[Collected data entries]
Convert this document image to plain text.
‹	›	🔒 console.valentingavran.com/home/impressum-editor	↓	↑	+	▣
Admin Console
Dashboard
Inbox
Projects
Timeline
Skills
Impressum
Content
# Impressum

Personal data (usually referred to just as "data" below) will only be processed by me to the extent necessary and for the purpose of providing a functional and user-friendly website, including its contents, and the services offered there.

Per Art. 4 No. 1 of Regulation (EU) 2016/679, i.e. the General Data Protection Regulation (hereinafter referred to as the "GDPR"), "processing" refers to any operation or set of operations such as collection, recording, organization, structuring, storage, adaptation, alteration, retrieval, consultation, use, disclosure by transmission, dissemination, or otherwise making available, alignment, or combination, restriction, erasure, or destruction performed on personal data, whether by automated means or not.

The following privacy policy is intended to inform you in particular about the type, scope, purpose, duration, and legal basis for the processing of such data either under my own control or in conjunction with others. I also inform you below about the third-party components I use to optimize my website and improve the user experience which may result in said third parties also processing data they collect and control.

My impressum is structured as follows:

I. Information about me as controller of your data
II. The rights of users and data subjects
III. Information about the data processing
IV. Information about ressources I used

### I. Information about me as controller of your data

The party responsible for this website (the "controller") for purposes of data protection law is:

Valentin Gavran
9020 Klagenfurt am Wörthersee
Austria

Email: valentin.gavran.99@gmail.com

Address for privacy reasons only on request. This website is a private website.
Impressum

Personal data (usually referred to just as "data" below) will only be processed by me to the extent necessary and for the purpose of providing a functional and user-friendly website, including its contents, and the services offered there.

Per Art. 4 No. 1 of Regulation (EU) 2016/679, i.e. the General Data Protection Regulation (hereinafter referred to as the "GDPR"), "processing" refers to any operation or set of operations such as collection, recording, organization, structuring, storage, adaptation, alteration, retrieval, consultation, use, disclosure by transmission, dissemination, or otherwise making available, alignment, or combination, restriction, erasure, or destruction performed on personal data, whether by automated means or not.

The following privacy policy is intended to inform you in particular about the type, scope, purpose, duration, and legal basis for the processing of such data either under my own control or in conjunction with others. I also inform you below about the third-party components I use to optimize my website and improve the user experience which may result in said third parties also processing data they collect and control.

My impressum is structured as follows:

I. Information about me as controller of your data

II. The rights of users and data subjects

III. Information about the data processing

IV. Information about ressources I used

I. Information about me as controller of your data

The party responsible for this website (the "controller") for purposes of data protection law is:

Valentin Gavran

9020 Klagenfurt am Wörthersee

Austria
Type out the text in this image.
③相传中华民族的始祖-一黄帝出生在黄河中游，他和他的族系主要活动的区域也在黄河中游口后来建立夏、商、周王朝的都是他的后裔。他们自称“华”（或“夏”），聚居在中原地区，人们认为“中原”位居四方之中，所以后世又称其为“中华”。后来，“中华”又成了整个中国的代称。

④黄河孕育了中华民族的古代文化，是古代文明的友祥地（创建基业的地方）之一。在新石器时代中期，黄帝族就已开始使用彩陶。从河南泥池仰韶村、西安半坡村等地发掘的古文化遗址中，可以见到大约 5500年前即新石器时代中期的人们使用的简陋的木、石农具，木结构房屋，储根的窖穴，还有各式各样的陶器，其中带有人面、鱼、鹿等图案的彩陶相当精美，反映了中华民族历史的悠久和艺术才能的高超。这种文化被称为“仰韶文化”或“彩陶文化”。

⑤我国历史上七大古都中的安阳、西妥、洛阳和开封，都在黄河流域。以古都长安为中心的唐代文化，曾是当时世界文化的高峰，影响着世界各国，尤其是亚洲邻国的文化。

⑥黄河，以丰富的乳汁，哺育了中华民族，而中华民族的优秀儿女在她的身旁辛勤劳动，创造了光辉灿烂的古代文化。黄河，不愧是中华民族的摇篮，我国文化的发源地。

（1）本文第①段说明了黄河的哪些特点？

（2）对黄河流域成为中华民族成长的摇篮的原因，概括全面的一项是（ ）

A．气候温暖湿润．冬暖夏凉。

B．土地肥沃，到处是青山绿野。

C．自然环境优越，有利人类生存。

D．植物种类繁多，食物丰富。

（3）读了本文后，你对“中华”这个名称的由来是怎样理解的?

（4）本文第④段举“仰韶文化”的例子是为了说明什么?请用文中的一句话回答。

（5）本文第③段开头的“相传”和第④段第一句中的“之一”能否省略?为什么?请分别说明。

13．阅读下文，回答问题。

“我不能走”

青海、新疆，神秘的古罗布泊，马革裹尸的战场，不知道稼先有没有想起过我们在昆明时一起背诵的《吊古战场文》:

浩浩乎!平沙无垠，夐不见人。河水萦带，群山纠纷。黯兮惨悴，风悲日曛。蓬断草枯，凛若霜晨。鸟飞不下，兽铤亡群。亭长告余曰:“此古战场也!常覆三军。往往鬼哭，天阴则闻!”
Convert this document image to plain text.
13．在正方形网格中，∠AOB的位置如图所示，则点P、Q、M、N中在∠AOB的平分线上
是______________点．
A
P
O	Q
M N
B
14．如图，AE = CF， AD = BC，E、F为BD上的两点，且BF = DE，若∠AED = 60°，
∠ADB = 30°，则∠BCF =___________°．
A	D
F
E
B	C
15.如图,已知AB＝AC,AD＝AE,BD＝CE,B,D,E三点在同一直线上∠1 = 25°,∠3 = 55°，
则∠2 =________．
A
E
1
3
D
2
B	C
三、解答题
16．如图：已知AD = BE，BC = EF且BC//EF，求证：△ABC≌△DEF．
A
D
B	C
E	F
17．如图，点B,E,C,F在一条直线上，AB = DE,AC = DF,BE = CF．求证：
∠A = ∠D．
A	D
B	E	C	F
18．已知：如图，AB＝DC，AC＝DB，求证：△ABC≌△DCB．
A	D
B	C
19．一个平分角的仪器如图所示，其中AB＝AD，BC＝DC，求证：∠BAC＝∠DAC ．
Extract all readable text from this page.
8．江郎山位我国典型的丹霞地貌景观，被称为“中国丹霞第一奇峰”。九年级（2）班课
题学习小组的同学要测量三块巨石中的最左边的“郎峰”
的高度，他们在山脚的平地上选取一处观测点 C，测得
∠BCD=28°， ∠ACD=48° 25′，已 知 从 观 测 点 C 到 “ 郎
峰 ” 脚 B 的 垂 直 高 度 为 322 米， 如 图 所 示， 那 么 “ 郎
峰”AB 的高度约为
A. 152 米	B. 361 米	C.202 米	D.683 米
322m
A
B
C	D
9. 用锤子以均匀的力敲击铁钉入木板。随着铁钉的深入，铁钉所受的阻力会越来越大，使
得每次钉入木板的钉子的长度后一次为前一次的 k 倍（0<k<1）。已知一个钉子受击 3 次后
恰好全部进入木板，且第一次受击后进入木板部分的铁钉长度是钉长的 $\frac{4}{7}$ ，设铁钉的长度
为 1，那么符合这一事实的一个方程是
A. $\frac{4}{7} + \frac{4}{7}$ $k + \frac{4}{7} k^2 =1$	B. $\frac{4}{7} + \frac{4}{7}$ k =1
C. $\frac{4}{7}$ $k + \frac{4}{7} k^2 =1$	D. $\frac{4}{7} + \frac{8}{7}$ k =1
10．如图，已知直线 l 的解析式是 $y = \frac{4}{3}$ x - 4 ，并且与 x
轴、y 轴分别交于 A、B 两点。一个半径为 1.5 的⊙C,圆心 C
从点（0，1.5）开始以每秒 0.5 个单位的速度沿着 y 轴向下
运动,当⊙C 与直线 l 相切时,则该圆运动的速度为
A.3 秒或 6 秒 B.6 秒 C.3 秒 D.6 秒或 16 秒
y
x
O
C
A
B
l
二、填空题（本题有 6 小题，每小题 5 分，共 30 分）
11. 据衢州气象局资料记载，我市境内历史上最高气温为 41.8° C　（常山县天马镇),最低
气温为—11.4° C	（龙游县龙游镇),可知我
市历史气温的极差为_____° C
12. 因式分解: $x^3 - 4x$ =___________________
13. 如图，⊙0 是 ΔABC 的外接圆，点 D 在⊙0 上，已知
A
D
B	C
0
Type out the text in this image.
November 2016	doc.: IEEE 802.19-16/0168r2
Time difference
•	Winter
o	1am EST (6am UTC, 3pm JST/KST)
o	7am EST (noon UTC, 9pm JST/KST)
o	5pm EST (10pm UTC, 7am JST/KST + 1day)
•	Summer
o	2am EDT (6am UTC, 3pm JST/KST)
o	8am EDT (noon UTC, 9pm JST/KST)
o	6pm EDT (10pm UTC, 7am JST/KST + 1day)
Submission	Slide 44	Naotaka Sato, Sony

PROMPT: Would you give again, word for word, every line from the one with "Extract all readable text from this page." through the final line of the listing above?

WORKED ANSWER:
Extract all readable text from this page.
8．江郎山位我国典型的丹霞地貌景观，被称为“中国丹霞第一奇峰”。九年级（2）班课
题学习小组的同学要测量三块巨石中的最左边的“郎峰”
的高度，他们在山脚的平地上选取一处观测点 C，测得
∠BCD=28°， ∠ACD=48° 25′，已 知 从 观 测 点 C 到 “ 郎
峰 ” 脚 B 的 垂 直 高 度 为 322 米， 如 图 所 示， 那 么 “ 郎
峰”AB 的高度约为
A. 152 米	B. 361 米	C.202 米	D.683 米
322m
A
B
C	D
9. 用锤子以均匀的力敲击铁钉入木板。随着铁钉的深入，铁钉所受的阻力会越来越大，使
得每次钉入木板的钉子的长度后一次为前一次的 k 倍（0<k<1）。已知一个钉子受击 3 次后
恰好全部进入木板，且第一次受击后进入木板部分的铁钉长度是钉长的 $\frac{4}{7}$ ，设铁钉的长度
为 1，那么符合这一事实的一个方程是
A. $\frac{4}{7} + \frac{4}{7}$ $k + \frac{4}{7} k^2 =1$	B. $\frac{4}{7} + \frac{4}{7}$ k =1
C. $\frac{4}{7}$ $k + \frac{4}{7} k^2 =1$	D. $\frac{4}{7} + \frac{8}{7}$ k =1
10．如图，已知直线 l 的解析式是 $y = \frac{4}{3}$ x - 4 ，并且与 x
轴、y 轴分别交于 A、B 两点。一个半径为 1.5 的⊙C,圆心 C
从点（0，1.5）开始以每秒 0.5 个单位的速度沿着 y 轴向下
运动,当⊙C 与直线 l 相切时,则该圆运动的速度为
A.3 秒或 6 秒 B.6 秒 C.3 秒 D.6 秒或 16 秒
y
x
O
C
A
B
l
二、填空题（本题有 6 小题，每小题 5 分，共 30 分）
11. 据衢州气象局资料记载，我市境内历史上最高气温为 41.8° C　（常山县天马镇),最低
气温为—11.4° C	（龙游县龙游镇),可知我
市历史气温的极差为_____° C
12. 因式分解: $x^3 - 4x$ =___________________
13. 如图，⊙0 是 ΔABC 的外接圆，点 D 在⊙0 上，已知
A
D
B	C
0
Type out the text in this image.
November 2016	doc.: IEEE 802.19-16/0168r2
Time difference
•	Winter
o	1am EST (6am UTC, 3pm JST/KST)
o	7am EST (noon UTC, 9pm JST/KST)
o	5pm EST (10pm UTC, 7am JST/KST + 1day)
•	Summer
o	2am EDT (6am UTC, 3pm JST/KST)
o	8am EDT (noon UTC, 9pm JST/KST)
o	6pm EDT (10pm UTC, 7am JST/KST + 1day)
Submission	Slide 44	Naotaka Sato, Sony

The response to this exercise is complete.